Exercise: For the records that follow, return only the count of lines containing the string "JSON".

Data for the task:
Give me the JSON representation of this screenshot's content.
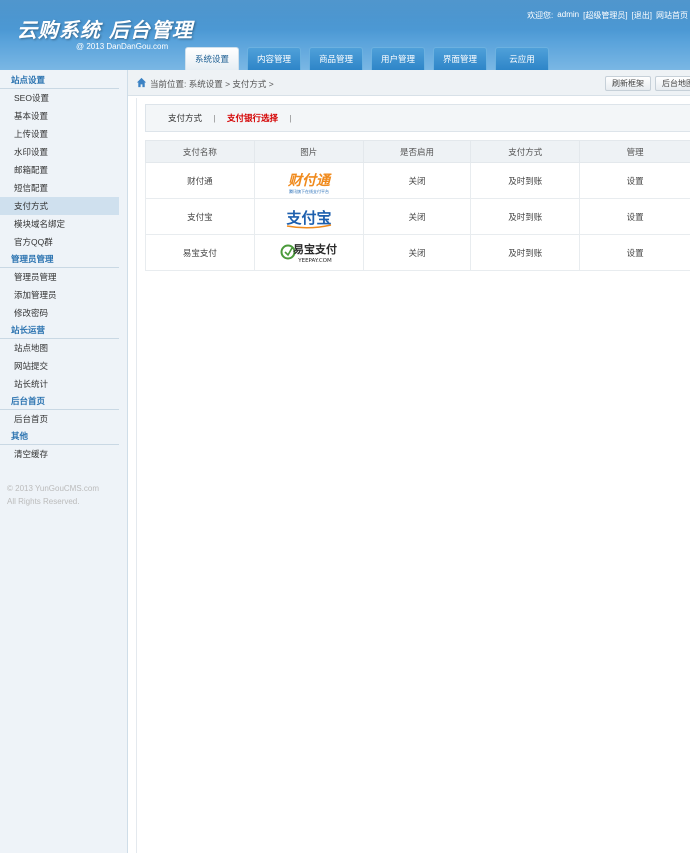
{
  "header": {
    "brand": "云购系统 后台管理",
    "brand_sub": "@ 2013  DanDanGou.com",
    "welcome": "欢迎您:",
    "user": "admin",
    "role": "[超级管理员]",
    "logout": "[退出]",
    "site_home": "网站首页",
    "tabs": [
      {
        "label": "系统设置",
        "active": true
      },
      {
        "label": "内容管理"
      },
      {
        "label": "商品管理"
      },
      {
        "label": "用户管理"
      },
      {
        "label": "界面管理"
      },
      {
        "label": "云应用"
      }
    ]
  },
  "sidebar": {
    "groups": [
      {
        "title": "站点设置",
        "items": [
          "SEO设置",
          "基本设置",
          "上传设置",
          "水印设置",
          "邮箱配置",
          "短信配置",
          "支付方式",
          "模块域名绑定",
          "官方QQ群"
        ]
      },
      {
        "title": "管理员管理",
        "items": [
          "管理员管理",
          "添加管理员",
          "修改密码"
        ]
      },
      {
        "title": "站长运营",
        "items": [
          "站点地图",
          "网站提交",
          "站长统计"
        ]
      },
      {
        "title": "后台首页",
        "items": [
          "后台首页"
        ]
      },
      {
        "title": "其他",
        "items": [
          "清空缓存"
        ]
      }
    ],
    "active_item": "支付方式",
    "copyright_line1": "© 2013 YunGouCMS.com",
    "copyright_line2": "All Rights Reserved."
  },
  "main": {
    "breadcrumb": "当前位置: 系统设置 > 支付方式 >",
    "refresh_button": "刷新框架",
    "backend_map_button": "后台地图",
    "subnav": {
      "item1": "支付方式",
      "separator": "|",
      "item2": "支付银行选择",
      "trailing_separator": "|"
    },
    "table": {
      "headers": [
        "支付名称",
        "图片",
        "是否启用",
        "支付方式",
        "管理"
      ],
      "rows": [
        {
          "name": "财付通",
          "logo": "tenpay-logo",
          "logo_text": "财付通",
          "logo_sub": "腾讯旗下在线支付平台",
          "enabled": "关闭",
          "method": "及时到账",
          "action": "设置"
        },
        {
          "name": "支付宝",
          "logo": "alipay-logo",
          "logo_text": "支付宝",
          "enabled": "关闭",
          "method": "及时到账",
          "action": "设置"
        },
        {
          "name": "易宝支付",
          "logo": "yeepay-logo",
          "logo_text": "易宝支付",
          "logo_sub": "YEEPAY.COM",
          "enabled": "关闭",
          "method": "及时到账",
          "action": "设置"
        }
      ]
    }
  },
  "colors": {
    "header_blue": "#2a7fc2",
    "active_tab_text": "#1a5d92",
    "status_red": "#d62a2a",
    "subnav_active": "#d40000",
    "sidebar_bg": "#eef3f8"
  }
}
...
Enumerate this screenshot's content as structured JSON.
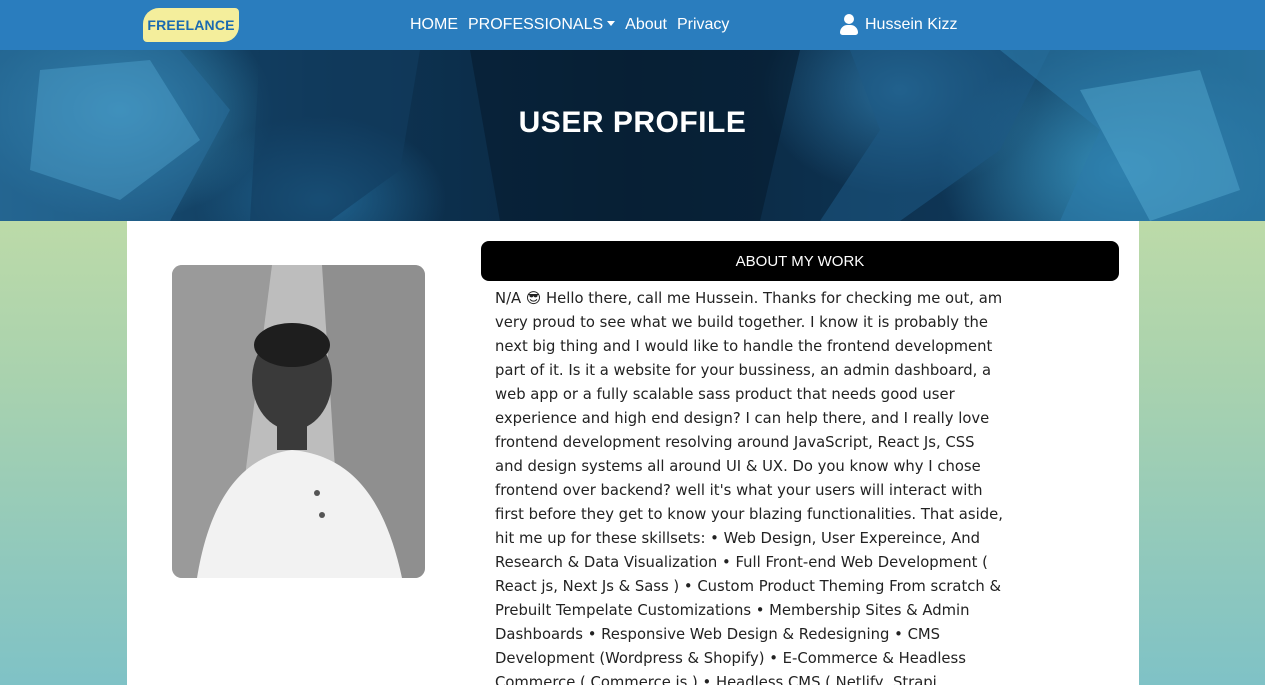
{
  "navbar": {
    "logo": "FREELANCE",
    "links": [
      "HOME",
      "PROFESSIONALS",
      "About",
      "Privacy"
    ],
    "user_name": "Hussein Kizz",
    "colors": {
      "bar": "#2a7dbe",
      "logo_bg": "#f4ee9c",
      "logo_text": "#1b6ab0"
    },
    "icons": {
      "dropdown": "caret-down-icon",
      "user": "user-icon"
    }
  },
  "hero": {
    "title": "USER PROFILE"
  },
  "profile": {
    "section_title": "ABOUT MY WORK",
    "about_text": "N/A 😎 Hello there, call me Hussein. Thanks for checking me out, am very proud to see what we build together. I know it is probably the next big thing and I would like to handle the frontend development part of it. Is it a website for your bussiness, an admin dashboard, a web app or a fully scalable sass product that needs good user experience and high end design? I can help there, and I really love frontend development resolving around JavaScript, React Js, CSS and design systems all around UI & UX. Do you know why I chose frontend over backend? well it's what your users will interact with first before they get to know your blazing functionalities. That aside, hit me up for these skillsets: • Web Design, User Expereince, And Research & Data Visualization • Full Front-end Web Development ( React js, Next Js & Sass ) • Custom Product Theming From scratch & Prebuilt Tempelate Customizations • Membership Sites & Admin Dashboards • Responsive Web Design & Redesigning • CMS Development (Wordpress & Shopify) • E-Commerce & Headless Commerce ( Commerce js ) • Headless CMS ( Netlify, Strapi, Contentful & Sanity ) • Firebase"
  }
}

Written solution: 2